### SUPPLIED ENTRIES
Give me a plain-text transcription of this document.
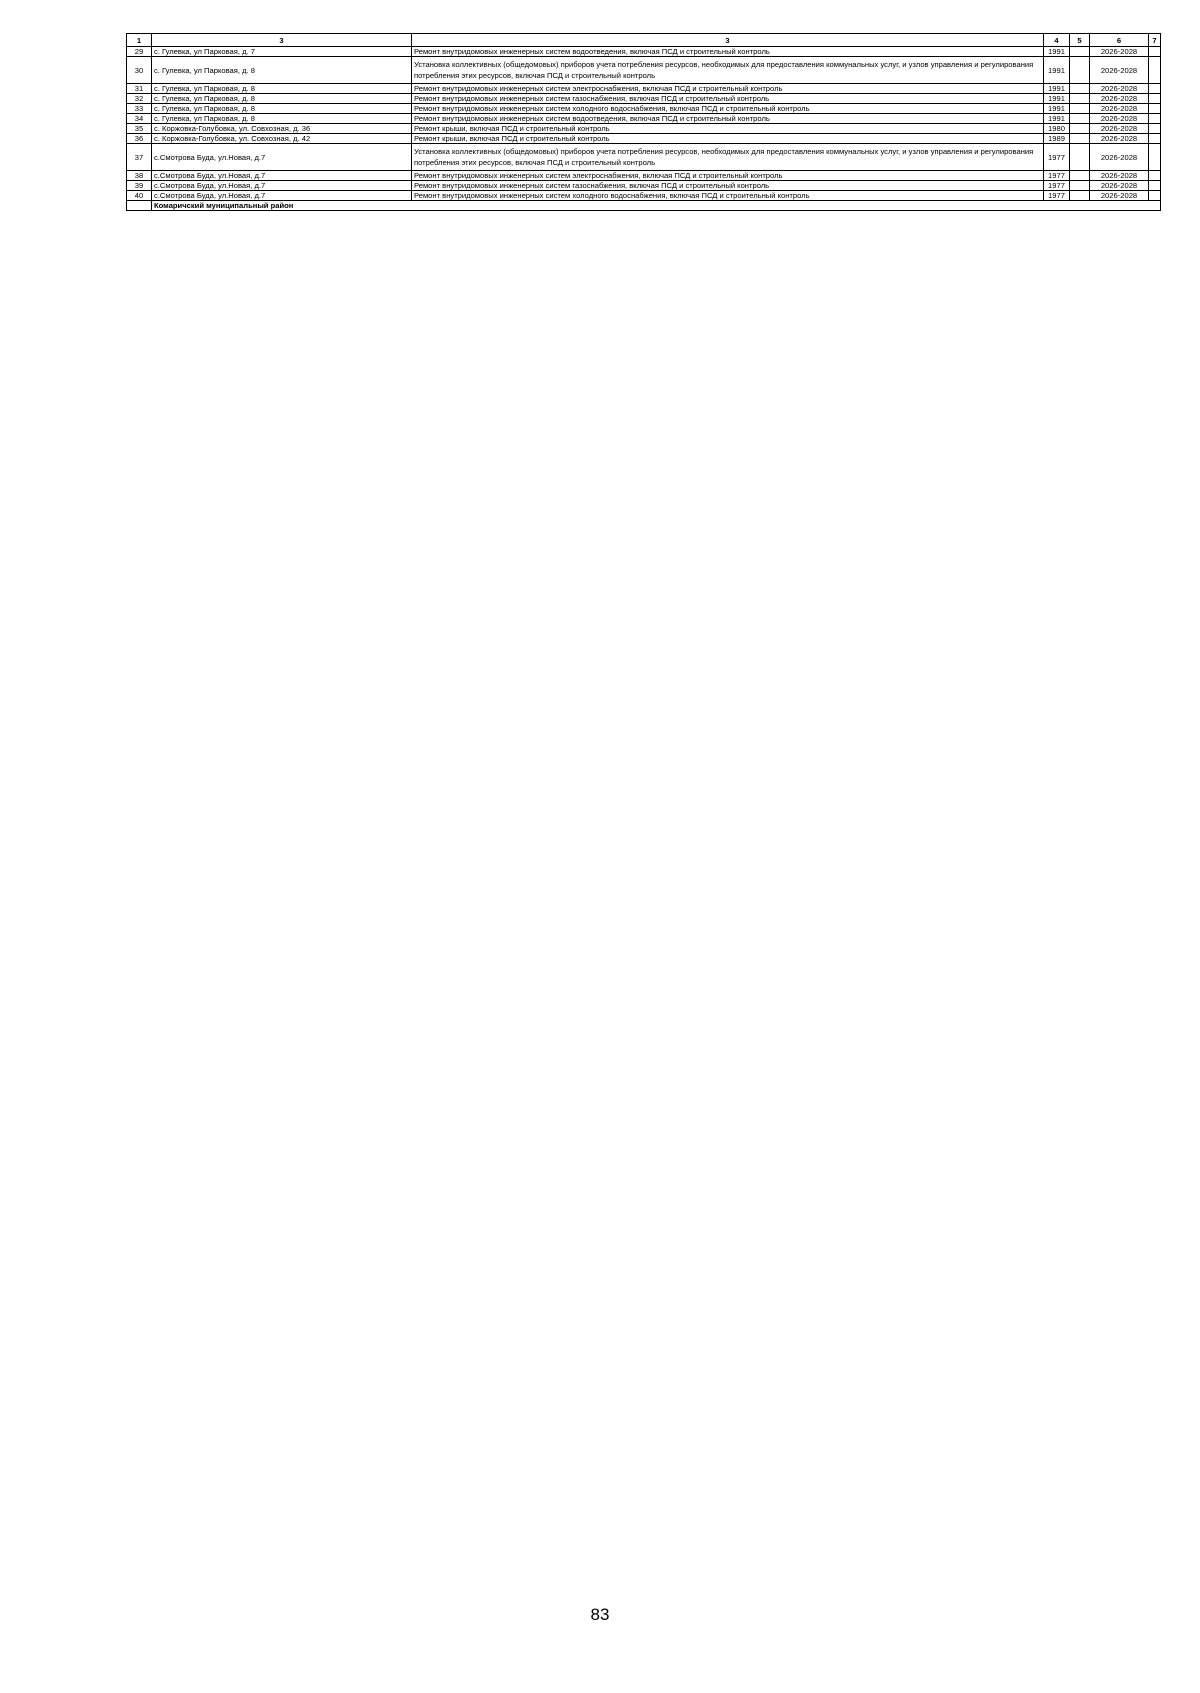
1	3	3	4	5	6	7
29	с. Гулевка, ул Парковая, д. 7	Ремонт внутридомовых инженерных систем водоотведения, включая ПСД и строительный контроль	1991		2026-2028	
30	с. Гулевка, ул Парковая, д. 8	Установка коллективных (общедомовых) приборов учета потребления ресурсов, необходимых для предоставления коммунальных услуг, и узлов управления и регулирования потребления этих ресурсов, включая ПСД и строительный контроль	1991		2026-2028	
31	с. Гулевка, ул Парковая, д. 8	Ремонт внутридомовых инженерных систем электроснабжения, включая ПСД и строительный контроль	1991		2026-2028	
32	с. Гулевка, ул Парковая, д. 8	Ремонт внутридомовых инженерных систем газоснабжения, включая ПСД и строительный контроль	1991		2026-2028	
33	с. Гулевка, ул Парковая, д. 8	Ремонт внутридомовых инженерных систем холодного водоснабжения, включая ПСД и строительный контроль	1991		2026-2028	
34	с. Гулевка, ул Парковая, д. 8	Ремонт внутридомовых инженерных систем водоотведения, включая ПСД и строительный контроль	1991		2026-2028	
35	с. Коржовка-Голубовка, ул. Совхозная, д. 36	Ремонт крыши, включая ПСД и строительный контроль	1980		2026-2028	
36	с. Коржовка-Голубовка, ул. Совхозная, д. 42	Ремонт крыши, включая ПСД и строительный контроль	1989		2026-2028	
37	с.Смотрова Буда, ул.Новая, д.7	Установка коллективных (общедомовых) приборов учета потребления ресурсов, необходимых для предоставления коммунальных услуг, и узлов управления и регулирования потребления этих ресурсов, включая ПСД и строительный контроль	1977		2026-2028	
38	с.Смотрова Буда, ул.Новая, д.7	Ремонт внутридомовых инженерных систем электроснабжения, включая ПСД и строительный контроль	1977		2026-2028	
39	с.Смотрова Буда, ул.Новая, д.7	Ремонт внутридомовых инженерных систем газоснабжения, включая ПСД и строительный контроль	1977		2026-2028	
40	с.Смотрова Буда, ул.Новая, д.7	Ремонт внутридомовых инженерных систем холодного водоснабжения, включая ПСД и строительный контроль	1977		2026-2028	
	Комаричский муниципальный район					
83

### SET EXERCISE
Copy the records exactly. Skip the pictures.

### RESULT OF THIS EXERCISE
Give me a plain-text transcription of this document.
1	3	3	4	5	6	7
29	с. Гулевка, ул Парковая, д. 7	Ремонт внутридомовых инженерных систем водоотведения, включая ПСД и строительный контроль	1991		2026-2028	
30	с. Гулевка, ул Парковая, д. 8	Установка коллективных (общедомовых) приборов учета потребления ресурсов, необходимых для предоставления коммунальных услуг, и узлов управления и регулирования потребления этих ресурсов, включая ПСД и строительный контроль	1991		2026-2028	
31	с. Гулевка, ул Парковая, д. 8	Ремонт внутридомовых инженерных систем электроснабжения, включая ПСД и строительный контроль	1991		2026-2028	
32	с. Гулевка, ул Парковая, д. 8	Ремонт внутридомовых инженерных систем газоснабжения, включая ПСД и строительный контроль	1991		2026-2028	
33	с. Гулевка, ул Парковая, д. 8	Ремонт внутридомовых инженерных систем холодного водоснабжения, включая ПСД и строительный контроль	1991		2026-2028	
34	с. Гулевка, ул Парковая, д. 8	Ремонт внутридомовых инженерных систем водоотведения, включая ПСД и строительный контроль	1991		2026-2028	
35	с. Коржовка-Голубовка, ул. Совхозная, д. 36	Ремонт крыши, включая ПСД и строительный контроль	1980		2026-2028	
36	с. Коржовка-Голубовка, ул. Совхозная, д. 42	Ремонт крыши, включая ПСД и строительный контроль	1989		2026-2028	
37	с.Смотрова Буда, ул.Новая, д.7	Установка коллективных (общедомовых) приборов учета потребления ресурсов, необходимых для предоставления коммунальных услуг, и узлов управления и регулирования потребления этих ресурсов, включая ПСД и строительный контроль	1977		2026-2028	
38	с.Смотрова Буда, ул.Новая, д.7	Ремонт внутридомовых инженерных систем электроснабжения, включая ПСД и строительный контроль	1977		2026-2028	
39	с.Смотрова Буда, ул.Новая, д.7	Ремонт внутридомовых инженерных систем газоснабжения, включая ПСД и строительный контроль	1977		2026-2028	
40	с.Смотрова Буда, ул.Новая, д.7	Ремонт внутридомовых инженерных систем холодного водоснабжения, включая ПСД и строительный контроль	1977		2026-2028	
	Комаричский муниципальный район					
83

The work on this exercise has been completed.